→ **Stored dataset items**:
>>>
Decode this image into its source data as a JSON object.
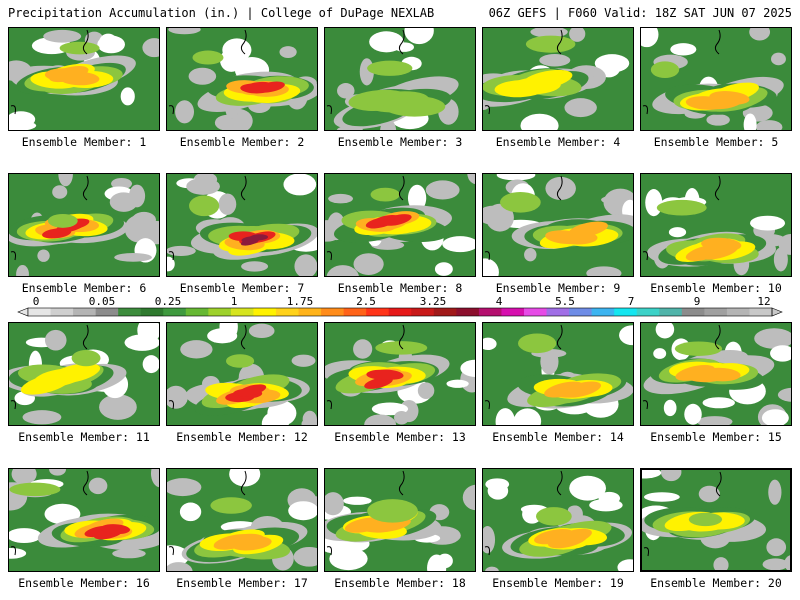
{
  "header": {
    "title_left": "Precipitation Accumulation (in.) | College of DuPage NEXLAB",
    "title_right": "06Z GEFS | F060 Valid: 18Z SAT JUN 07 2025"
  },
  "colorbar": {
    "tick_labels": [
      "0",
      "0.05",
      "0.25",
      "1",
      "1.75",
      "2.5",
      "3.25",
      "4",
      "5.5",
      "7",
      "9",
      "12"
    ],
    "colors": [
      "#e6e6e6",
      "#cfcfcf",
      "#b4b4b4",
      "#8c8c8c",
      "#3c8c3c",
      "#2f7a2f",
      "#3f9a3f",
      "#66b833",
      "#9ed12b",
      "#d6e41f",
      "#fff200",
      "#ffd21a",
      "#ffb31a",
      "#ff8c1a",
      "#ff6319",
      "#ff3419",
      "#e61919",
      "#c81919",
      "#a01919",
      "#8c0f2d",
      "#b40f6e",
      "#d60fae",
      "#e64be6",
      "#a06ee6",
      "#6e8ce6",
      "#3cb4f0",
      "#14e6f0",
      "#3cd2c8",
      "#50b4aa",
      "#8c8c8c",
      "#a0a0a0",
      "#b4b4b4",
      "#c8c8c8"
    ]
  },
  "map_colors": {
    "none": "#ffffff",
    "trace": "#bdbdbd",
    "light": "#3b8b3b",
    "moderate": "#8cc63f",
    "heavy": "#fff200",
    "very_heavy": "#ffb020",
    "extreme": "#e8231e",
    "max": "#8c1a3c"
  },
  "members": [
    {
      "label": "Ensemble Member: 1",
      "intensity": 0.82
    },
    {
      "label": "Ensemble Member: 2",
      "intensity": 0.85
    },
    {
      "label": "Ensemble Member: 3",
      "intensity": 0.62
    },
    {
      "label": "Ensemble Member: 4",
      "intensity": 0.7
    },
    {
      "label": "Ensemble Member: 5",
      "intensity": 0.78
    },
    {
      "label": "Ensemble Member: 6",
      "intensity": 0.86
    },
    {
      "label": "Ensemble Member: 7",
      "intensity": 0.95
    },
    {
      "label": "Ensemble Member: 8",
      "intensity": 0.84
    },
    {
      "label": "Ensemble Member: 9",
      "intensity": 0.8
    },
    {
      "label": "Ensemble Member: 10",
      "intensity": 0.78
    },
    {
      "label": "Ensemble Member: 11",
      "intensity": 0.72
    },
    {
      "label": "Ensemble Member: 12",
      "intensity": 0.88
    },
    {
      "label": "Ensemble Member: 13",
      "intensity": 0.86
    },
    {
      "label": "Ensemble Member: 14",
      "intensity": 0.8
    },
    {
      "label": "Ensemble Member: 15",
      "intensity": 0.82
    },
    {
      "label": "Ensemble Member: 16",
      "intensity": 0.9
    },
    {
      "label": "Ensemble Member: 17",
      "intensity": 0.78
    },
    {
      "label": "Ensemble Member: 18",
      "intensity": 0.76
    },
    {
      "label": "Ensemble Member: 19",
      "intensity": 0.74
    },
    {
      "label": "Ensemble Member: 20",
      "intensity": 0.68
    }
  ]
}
<<<
>>>
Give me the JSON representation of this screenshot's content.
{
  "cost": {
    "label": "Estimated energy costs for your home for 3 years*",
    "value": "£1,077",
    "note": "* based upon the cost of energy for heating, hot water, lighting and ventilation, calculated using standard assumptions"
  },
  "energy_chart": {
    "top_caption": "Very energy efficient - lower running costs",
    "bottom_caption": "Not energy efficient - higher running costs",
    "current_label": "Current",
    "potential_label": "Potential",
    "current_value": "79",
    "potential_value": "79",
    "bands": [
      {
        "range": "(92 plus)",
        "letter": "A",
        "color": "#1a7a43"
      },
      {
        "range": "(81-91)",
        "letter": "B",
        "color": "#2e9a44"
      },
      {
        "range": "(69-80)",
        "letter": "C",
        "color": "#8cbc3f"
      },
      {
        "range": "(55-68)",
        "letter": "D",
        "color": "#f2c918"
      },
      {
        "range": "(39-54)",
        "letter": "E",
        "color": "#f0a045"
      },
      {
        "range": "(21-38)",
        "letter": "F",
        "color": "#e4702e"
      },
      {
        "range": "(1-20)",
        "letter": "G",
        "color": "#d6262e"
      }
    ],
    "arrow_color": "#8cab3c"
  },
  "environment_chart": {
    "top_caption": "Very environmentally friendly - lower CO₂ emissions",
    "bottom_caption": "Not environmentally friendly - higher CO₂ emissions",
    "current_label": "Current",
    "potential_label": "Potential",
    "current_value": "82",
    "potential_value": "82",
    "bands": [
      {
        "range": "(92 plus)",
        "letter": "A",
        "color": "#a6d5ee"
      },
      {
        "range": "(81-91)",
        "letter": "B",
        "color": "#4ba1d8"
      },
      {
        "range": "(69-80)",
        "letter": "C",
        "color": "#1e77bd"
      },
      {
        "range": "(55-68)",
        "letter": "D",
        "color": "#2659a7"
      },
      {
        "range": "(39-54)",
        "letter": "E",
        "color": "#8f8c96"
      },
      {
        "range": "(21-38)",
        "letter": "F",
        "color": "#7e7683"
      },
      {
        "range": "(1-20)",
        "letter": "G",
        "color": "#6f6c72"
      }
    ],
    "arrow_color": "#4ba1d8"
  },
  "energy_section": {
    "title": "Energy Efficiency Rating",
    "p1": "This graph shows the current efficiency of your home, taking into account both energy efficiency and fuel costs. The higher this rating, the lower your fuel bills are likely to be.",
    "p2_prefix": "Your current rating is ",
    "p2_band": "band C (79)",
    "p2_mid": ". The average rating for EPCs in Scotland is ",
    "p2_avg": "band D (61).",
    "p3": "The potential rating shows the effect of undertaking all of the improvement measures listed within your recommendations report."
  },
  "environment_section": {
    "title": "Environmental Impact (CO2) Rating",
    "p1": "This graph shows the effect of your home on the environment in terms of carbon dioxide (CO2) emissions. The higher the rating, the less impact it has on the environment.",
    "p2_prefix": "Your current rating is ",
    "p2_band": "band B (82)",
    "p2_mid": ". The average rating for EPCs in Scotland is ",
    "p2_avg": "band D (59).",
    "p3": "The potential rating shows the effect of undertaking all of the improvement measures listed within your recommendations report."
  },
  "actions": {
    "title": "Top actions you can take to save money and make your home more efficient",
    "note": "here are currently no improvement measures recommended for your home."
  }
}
<<<
>>>
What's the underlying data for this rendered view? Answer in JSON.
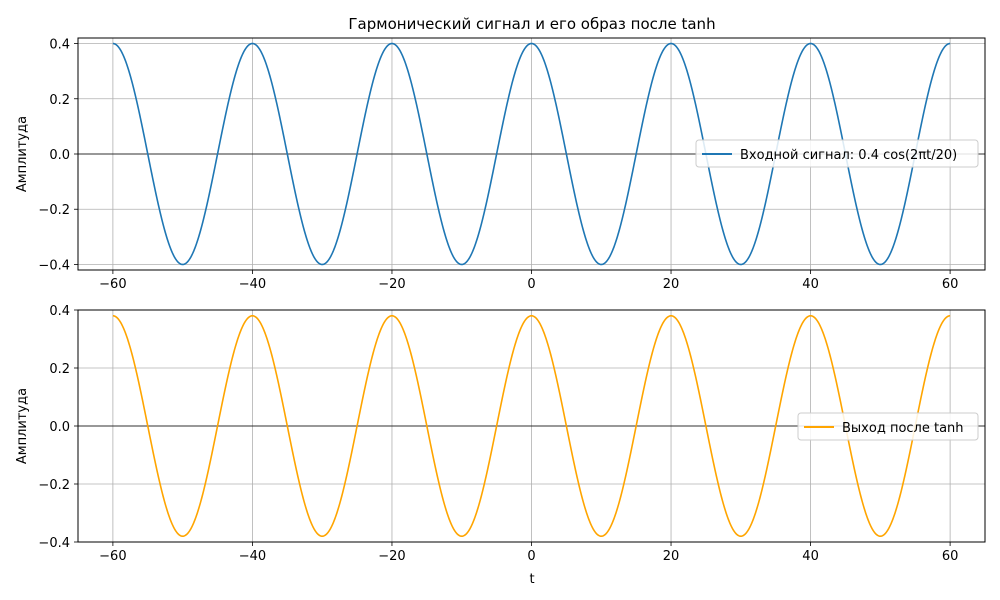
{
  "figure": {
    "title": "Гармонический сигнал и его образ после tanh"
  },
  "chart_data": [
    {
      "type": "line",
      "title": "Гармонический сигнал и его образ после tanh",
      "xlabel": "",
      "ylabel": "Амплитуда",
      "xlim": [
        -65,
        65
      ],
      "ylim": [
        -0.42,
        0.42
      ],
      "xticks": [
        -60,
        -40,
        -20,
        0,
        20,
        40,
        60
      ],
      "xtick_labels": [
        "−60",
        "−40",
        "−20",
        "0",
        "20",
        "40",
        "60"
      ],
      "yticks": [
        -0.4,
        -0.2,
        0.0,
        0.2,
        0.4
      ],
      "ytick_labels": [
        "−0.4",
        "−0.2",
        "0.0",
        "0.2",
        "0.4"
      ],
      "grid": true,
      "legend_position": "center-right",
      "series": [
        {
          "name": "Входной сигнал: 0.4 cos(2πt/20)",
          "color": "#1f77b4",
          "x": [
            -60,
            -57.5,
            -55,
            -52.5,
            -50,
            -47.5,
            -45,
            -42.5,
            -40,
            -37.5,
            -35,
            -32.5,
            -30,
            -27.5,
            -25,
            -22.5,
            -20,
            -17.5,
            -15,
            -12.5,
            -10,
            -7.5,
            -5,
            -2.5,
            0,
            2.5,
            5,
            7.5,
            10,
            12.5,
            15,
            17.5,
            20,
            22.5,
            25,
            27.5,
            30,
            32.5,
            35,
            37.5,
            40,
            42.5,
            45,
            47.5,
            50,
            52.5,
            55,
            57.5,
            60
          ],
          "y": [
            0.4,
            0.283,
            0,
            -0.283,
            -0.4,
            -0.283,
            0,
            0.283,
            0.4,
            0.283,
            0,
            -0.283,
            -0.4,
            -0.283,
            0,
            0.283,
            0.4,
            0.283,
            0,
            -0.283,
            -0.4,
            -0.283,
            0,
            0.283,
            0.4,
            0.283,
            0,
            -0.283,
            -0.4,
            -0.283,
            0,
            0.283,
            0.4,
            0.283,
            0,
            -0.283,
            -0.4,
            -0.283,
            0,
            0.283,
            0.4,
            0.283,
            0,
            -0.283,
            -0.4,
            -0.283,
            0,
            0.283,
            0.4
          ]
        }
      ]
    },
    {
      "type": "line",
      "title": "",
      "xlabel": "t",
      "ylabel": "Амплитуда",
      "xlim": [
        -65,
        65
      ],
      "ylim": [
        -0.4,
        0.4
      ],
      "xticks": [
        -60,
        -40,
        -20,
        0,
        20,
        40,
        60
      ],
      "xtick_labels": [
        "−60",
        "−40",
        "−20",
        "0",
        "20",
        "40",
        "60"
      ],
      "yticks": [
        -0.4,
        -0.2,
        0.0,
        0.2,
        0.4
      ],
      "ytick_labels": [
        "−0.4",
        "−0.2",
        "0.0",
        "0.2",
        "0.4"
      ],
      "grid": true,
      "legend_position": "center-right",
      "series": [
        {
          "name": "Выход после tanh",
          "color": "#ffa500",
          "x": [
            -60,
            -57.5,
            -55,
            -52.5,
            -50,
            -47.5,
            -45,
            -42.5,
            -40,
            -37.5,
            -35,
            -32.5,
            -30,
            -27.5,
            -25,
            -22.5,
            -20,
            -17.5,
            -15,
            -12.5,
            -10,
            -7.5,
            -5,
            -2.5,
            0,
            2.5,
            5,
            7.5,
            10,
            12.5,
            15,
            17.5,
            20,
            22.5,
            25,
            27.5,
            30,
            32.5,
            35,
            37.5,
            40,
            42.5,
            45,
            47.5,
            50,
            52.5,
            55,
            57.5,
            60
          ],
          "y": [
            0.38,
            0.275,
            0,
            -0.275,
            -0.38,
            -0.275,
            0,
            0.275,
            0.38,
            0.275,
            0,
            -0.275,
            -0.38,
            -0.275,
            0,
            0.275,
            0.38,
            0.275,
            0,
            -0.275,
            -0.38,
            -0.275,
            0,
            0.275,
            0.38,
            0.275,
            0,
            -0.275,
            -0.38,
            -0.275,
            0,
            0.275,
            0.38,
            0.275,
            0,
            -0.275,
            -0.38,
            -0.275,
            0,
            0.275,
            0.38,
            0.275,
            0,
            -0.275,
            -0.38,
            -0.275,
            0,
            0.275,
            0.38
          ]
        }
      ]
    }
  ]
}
<<<
→ **Task directions**: Count every line in the preceding entries where the string "graph" appears, then state only the total.

→ **Complete output**: 2